### Selected text
==============================
When Alfonso brought you the project what was your initial reaction?

David Heyman: It’s a privilege working with Alfonso. You know you’re going to be part of something that is extraordinary. He’s going to take you on an adventure; he’s going to take you places that you never thought you could go. He makes everybody better. He is relentless in his pursuit of excellence, and it’s a privilege to work with someone like that.

Can you talk about the challenges of acting in this particular kind of project?

Sandra Bullock: There was an incredible amount of different apparatuses that they brilliantly figured out in order to seamlessly connect this entire film together and to allow it to look like I was always in zero gravity. They were mini torture devices, but they were also so brilliant that after I stopped fighting it, I just made it part of the process: the misery of it, or the pain of it, or the longevity of it… you just made it your friend.

“Film is oftentimes considered a literary medium, and it’s actually closer to music”

Can you discuss how you approached your collaboration with Emmanuel Lubezki, who has been the DP for all of your films?

Alfonso Cuarón: Once we started trying to figure out how to do it, it became clear the technology we needed did not exist. So we started developing the technology according to certain principles: For one, it needed to be photo-real. It was not going to be like a comic book or fantasy rendering of that universe. And in order to do that, he was obsessed with the light. Because the light in space is unlike any light on earth, since there’s no atmosphere and there’s no filtering. We also wanted to continue our exploration of continuous takes that are about character and environment. Character and context have the same weight—one informs the other.

What was your approach in the editing room?

Alfonso Cuarón: I tend to edit my films because I consider editing a rewrite. Editing is just writing. I remember one moment in the editing room when I wanted to cut, and the visual effects folks said, “no no no… you cannot cut. There’s so much more of this shot.” And the thing is, as Emmanuel said at the time, this isn’t a, “look mom, no hands” kind of shot. This is about the shot needing to last as long as it needs to last. And honestly, I have no idea how long it lasts in terms of minutes and seconds. It’s a little bit like music, and about how a note only lasts as long as it needs to last.
==============================
### Information shown
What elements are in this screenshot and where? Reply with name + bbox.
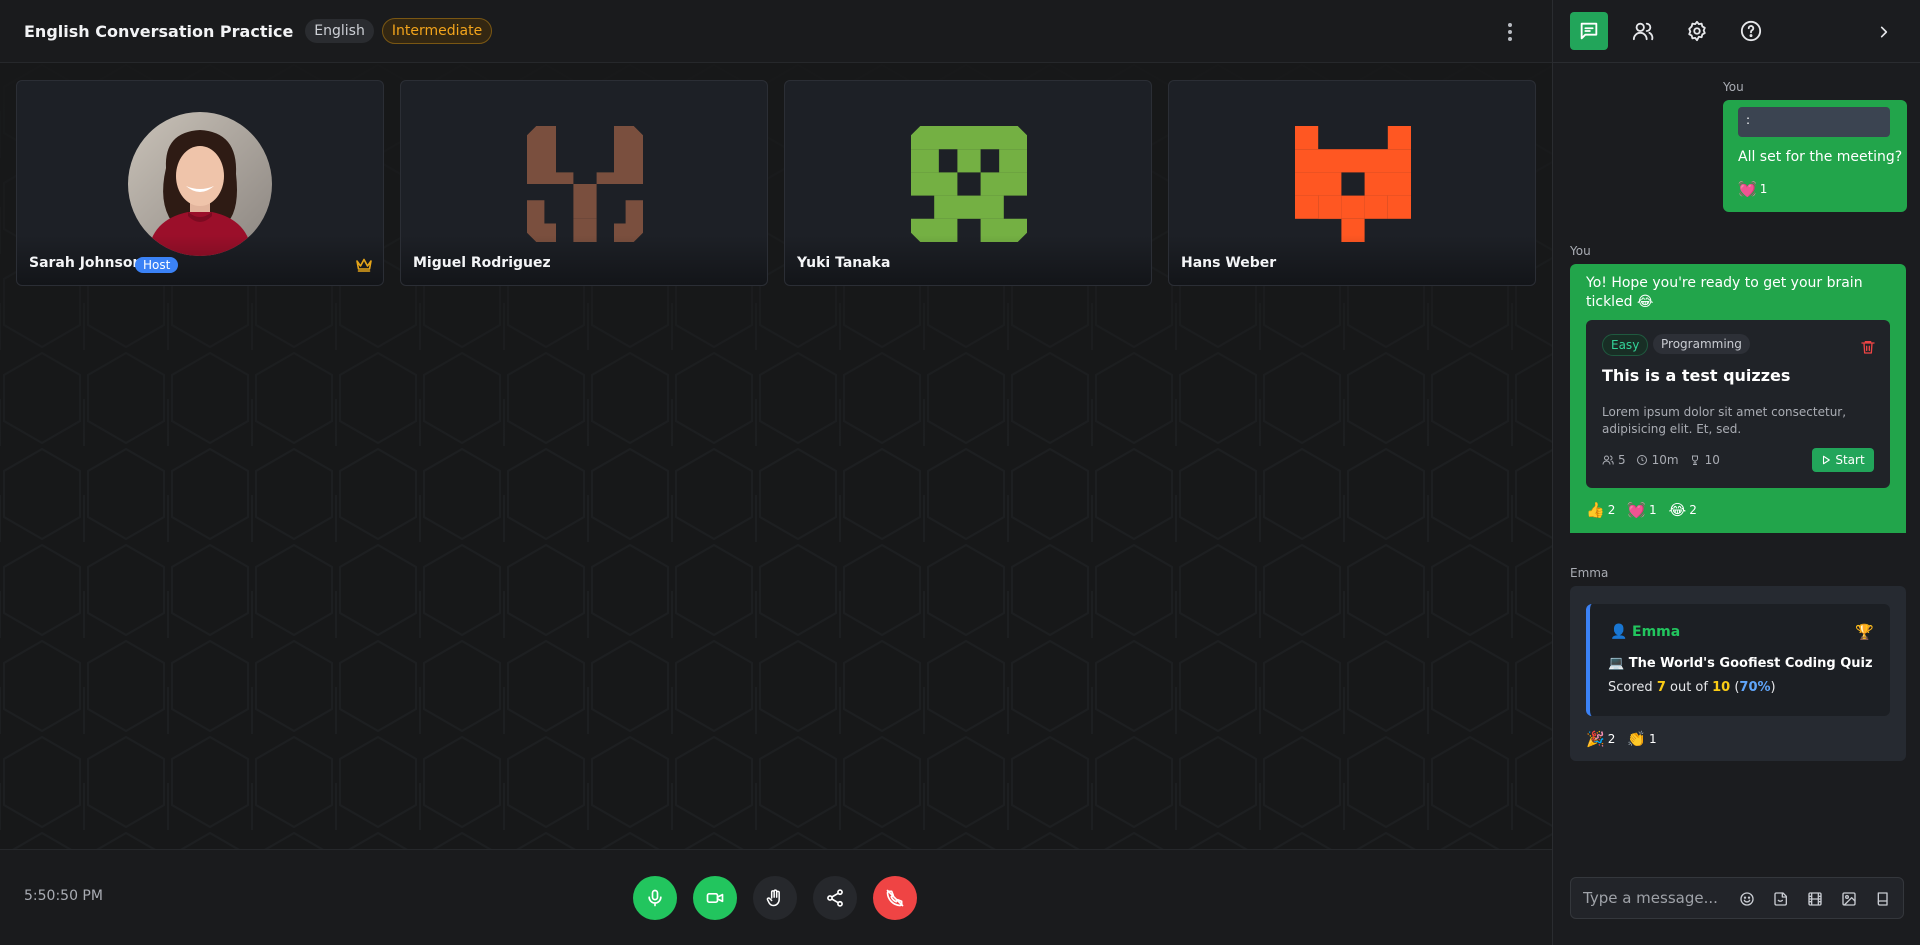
mic-button[interactable] [633, 876, 677, 920]
participant-identicon [527, 126, 643, 242]
result-quiz-title: 💻 The World's Goofiest Coding Quiz [1608, 656, 1873, 671]
chat-sidebar: You : All set for the meeting? 💓 1 You Yo… [1552, 0, 1920, 945]
gear-icon [1688, 20, 1706, 42]
difficulty-tag: Easy [1602, 334, 1649, 356]
sticker-button[interactable] [1771, 889, 1791, 909]
trophy-outline-icon [1691, 455, 1698, 465]
quiz-library-button[interactable] [1873, 889, 1893, 909]
mic-icon [648, 889, 662, 907]
tab-help[interactable] [1732, 12, 1770, 50]
chat-message-bubble[interactable]: : All set for the meeting? 💓 1 [1723, 100, 1907, 212]
result-score-line: Scored 7 out of 10 (70%) [1608, 680, 1776, 695]
reply-quote[interactable]: : [1738, 107, 1890, 137]
video-button[interactable] [693, 876, 737, 920]
hand-icon [766, 889, 780, 907]
message-sender: You [1723, 80, 1744, 94]
host-badge: Host [135, 257, 179, 273]
meeting-area: English Conversation Practice English In… [0, 0, 1552, 945]
participant-name: Sarah Johnson [29, 255, 143, 271]
reaction-chip[interactable]: 🎉 2 [1586, 730, 1615, 748]
trophy-icon: 🏆 [1855, 623, 1874, 641]
participant-tile[interactable]: Miguel Rodriguez [400, 80, 768, 286]
chat-icon [1580, 22, 1598, 40]
quiz-description: Lorem ipsum dolor sit amet consectetur, … [1602, 405, 1847, 436]
share-icon [827, 889, 843, 907]
message-sender: You [1570, 244, 1591, 258]
crown-icon [356, 258, 372, 272]
trash-icon[interactable] [1860, 338, 1876, 356]
film-icon [1808, 892, 1822, 906]
quiz-stats: 5 10m 10 [1602, 453, 1720, 467]
category-tag: Programming [1653, 334, 1750, 354]
message-composer [1570, 877, 1904, 919]
image-icon [1842, 892, 1856, 906]
collapse-sidebar-button[interactable] [1871, 19, 1897, 45]
message-text: All set for the meeting? [1738, 149, 1903, 165]
result-user-name: Emma [1632, 624, 1681, 640]
tab-settings[interactable] [1678, 12, 1716, 50]
participant-name: Hans Weber [1181, 255, 1277, 271]
users-icon [1632, 22, 1654, 41]
play-icon [1823, 455, 1831, 465]
image-button[interactable] [1839, 889, 1859, 909]
participant-identicon [911, 126, 1027, 242]
tab-participants[interactable] [1624, 12, 1662, 50]
sidebar-tabs [1553, 0, 1920, 63]
more-options-icon[interactable] [1500, 18, 1520, 46]
clock-icon [1636, 455, 1647, 465]
reaction-chip[interactable]: 😂 2 [1669, 501, 1697, 519]
emoji-button[interactable] [1737, 889, 1757, 909]
level-badge: Intermediate [381, 18, 493, 44]
reaction-list: 🎉 2 👏 1 [1586, 730, 1657, 748]
participant-name: Yuki Tanaka [797, 255, 891, 271]
message-text: Yo! Hope you're ready to get your brain … [1586, 275, 1863, 310]
chat-message-bubble[interactable]: 👤 Emma 🏆 💻 The World's Goofiest Coding Q… [1570, 586, 1906, 761]
chat-message-bubble[interactable]: Yo! Hope you're ready to get your brain … [1570, 264, 1906, 533]
message-input[interactable] [1583, 886, 1733, 910]
start-quiz-button[interactable]: Start [1812, 448, 1874, 472]
end-call-button[interactable] [873, 876, 917, 920]
quiz-result-card: 👤 Emma 🏆 💻 The World's Goofiest Coding Q… [1586, 604, 1890, 716]
top-bar: English Conversation Practice English In… [0, 0, 1552, 63]
tab-chat[interactable] [1570, 12, 1608, 50]
end-call-icon [886, 889, 904, 907]
message-sender: Emma [1570, 566, 1609, 580]
help-icon [1740, 20, 1762, 42]
language-badge: English [305, 19, 374, 43]
quiz-questions: 10 [1689, 453, 1720, 467]
chevron-right-icon [1880, 26, 1888, 38]
reaction-list: 👍 2 💓 1 😂 2 [1586, 501, 1697, 519]
reaction-chip[interactable]: 💓 1 [1738, 180, 1767, 198]
participant-tile[interactable]: Hans Weber [1168, 80, 1536, 286]
quiz-participants: 5 [1602, 453, 1626, 467]
quiz-title: This is a test quizzes [1602, 366, 1791, 385]
room-title: English Conversation Practice [24, 21, 294, 41]
share-button[interactable] [813, 876, 857, 920]
emoji-icon [1740, 892, 1754, 906]
reaction-list: 💓 1 [1738, 180, 1767, 198]
sticker-icon [1774, 892, 1787, 906]
laptop-icon: 💻 [1608, 656, 1625, 671]
users-icon [1602, 455, 1614, 465]
book-icon [1877, 892, 1888, 906]
participant-identicon [1295, 126, 1411, 242]
raise-hand-button[interactable] [753, 876, 797, 920]
quiz-card: Easy Programming This is a test quizzes … [1586, 320, 1890, 488]
video-icon [706, 893, 724, 903]
reaction-chip[interactable]: 💓 1 [1627, 501, 1656, 519]
clock-time: 5:50:50 PM [24, 888, 103, 904]
reaction-chip[interactable]: 👍 2 [1586, 501, 1615, 519]
bottom-bar: 5:50:50 PM [0, 849, 1552, 945]
gif-button[interactable] [1805, 889, 1825, 909]
participant-tile[interactable]: Sarah Johnson Host [16, 80, 384, 286]
user-icon: 👤 [1610, 624, 1628, 640]
participant-tile[interactable]: Yuki Tanaka [784, 80, 1152, 286]
quiz-duration: 10m [1636, 453, 1679, 467]
participant-name: Miguel Rodriguez [413, 255, 551, 271]
reaction-chip[interactable]: 👏 1 [1627, 730, 1656, 748]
==============================
Continue the interview with Alfonso Cuarón, David Heyman and Sandra Bullock about making the film, starting after its last answer on editing.

Jonás Cuarón: I think something I’ve learned doing this film that’s very valuable is that film is oftentimes considered a literary medium, and it’s actually closer to music. And in writing, a lot of what we’re focused on is the meter and the rhythm, and I think the edit is where we fine-tuned that.

How do you feel about the audience finding out about the technology used to create this film before they actually see the film?

Alfonso Cuarón: I would much prefer it if audiences experience the film the way it is. And then later on, if they’re curious, certainly they can find that stuff out—it’s knowledge, it’s meant to be shared. Sometimes I think audiences want to know too much, but I guess that’s natural.
David Heyman: One of the things I love about this film is in that in some ways, the effects are invisible. You don’t sit there thinking, “ah, there’s a visual effects shot.” You’re there. And one of the great pleasures of the film is how immersive it is. This, for me, is a truly cinematic experience.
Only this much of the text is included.